GOAL. Would you write out the listing verbatim and skip every picture in it?
═════ MATERIAL FOR THE TASK ═════
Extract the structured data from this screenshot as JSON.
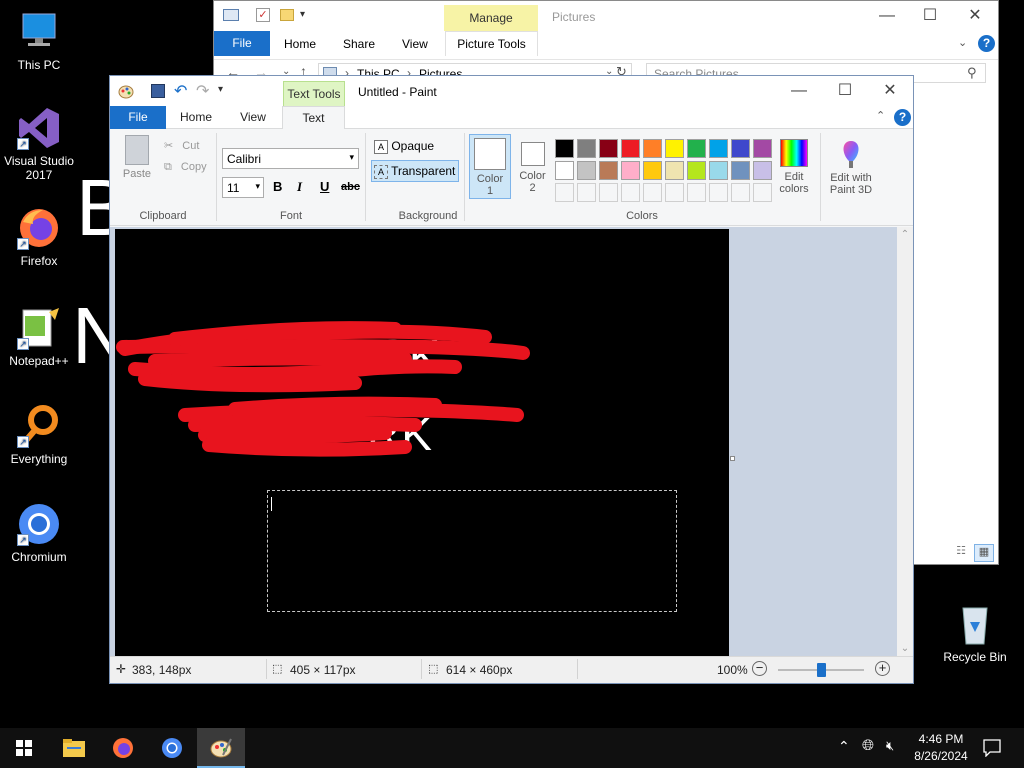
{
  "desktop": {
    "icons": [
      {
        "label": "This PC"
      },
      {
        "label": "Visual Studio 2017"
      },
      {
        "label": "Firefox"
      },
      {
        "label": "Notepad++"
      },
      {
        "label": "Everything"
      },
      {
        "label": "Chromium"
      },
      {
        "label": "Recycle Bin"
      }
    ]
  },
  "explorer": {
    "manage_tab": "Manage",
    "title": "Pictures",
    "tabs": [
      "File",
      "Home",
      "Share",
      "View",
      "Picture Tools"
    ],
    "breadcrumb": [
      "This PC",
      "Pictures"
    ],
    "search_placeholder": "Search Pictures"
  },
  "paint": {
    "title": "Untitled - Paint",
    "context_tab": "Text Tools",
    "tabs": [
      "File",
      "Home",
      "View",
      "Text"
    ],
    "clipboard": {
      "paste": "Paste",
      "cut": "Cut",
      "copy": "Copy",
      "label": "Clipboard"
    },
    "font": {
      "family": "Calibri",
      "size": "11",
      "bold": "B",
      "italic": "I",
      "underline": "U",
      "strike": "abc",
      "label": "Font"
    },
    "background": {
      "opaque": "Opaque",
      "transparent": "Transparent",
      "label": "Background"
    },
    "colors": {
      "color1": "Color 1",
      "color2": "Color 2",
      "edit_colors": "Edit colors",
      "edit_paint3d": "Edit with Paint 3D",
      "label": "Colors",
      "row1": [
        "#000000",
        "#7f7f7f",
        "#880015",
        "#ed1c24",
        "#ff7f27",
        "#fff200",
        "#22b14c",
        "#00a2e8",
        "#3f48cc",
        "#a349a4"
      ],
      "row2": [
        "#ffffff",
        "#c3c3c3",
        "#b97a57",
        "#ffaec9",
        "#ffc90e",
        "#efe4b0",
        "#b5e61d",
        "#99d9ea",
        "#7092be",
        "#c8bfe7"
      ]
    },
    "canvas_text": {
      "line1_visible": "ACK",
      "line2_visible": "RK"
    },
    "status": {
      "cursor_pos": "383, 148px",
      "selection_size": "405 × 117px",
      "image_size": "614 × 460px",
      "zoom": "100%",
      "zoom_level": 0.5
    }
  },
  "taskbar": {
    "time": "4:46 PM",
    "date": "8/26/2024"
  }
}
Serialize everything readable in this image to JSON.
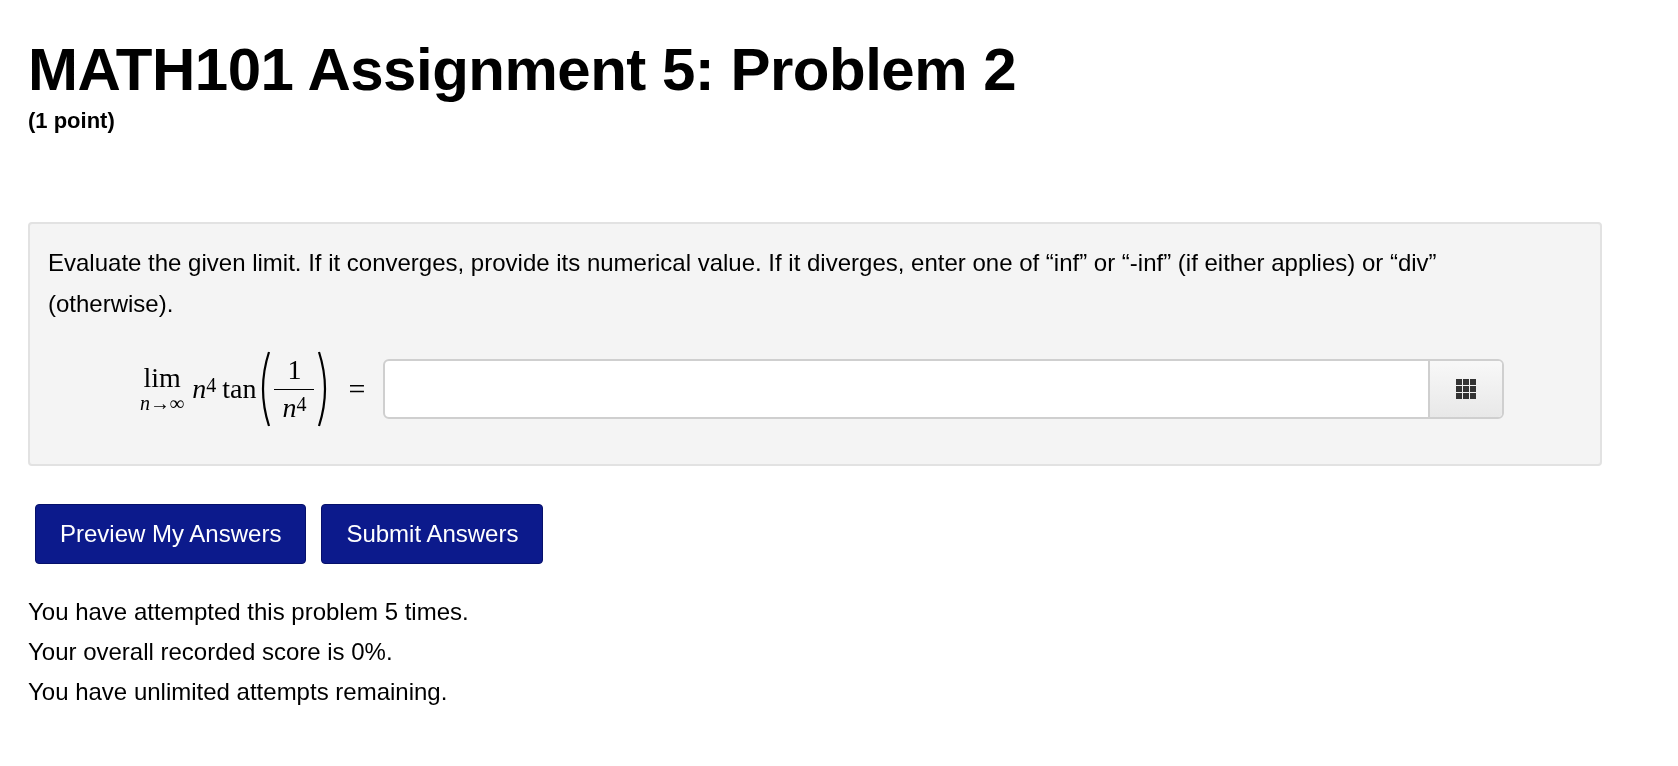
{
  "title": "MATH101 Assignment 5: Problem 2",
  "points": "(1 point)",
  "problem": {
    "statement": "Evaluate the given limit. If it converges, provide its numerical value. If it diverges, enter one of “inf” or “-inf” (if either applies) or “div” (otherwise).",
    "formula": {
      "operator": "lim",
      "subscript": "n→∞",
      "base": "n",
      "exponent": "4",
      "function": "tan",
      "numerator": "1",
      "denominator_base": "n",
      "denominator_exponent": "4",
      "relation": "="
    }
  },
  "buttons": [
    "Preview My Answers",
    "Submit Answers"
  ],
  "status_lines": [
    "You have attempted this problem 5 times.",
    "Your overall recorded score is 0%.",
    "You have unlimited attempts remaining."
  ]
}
═════
EXERCISE OUTPUT.
Extract the structured data from this screenshot as JSON.
{
  "desktop": {
    "icons": [
      {
        "label": "This PC"
      },
      {
        "label": "Visual Studio 2017"
      },
      {
        "label": "Firefox"
      },
      {
        "label": "Notepad++"
      },
      {
        "label": "Everything"
      },
      {
        "label": "Chromium"
      },
      {
        "label": "Recycle Bin"
      }
    ]
  },
  "explorer": {
    "manage_tab": "Manage",
    "title": "Pictures",
    "tabs": [
      "File",
      "Home",
      "Share",
      "View",
      "Picture Tools"
    ],
    "breadcrumb": [
      "This PC",
      "Pictures"
    ],
    "search_placeholder": "Search Pictures"
  },
  "paint": {
    "title": "Untitled - Paint",
    "context_tab": "Text Tools",
    "tabs": [
      "File",
      "Home",
      "View",
      "Text"
    ],
    "clipboard": {
      "paste": "Paste",
      "cut": "Cut",
      "copy": "Copy",
      "label": "Clipboard"
    },
    "font": {
      "family": "Calibri",
      "size": "11",
      "bold": "B",
      "italic": "I",
      "underline": "U",
      "strike": "abc",
      "label": "Font"
    },
    "background": {
      "opaque": "Opaque",
      "transparent": "Transparent",
      "label": "Background"
    },
    "colors": {
      "color1": "Color 1",
      "color2": "Color 2",
      "edit_colors": "Edit colors",
      "edit_paint3d": "Edit with Paint 3D",
      "label": "Colors",
      "row1": [
        "#000000",
        "#7f7f7f",
        "#880015",
        "#ed1c24",
        "#ff7f27",
        "#fff200",
        "#22b14c",
        "#00a2e8",
        "#3f48cc",
        "#a349a4"
      ],
      "row2": [
        "#ffffff",
        "#c3c3c3",
        "#b97a57",
        "#ffaec9",
        "#ffc90e",
        "#efe4b0",
        "#b5e61d",
        "#99d9ea",
        "#7092be",
        "#c8bfe7"
      ]
    },
    "canvas_text": {
      "line1_visible": "ACK",
      "line2_visible": "RK"
    },
    "status": {
      "cursor_pos": "383, 148px",
      "selection_size": "405 × 117px",
      "image_size": "614 × 460px",
      "zoom": "100%",
      "zoom_level": 0.5
    }
  },
  "taskbar": {
    "time": "4:46 PM",
    "date": "8/26/2024"
  }
}
Serialize everything readable in this image to JSON.
{
  "title": "MATH101 Assignment 5: Problem 2",
  "points": "(1 point)",
  "problem": {
    "statement": "Evaluate the given limit. If it converges, provide its numerical value. If it diverges, enter one of “inf” or “-inf” (if either applies) or “div” (otherwise).",
    "formula": {
      "operator": "lim",
      "subscript": "n→∞",
      "base": "n",
      "exponent": "4",
      "function": "tan",
      "numerator": "1",
      "denominator_base": "n",
      "denominator_exponent": "4",
      "relation": "="
    }
  },
  "buttons": [
    "Preview My Answers",
    "Submit Answers"
  ],
  "status_lines": [
    "You have attempted this problem 5 times.",
    "Your overall recorded score is 0%.",
    "You have unlimited attempts remaining."
  ]
}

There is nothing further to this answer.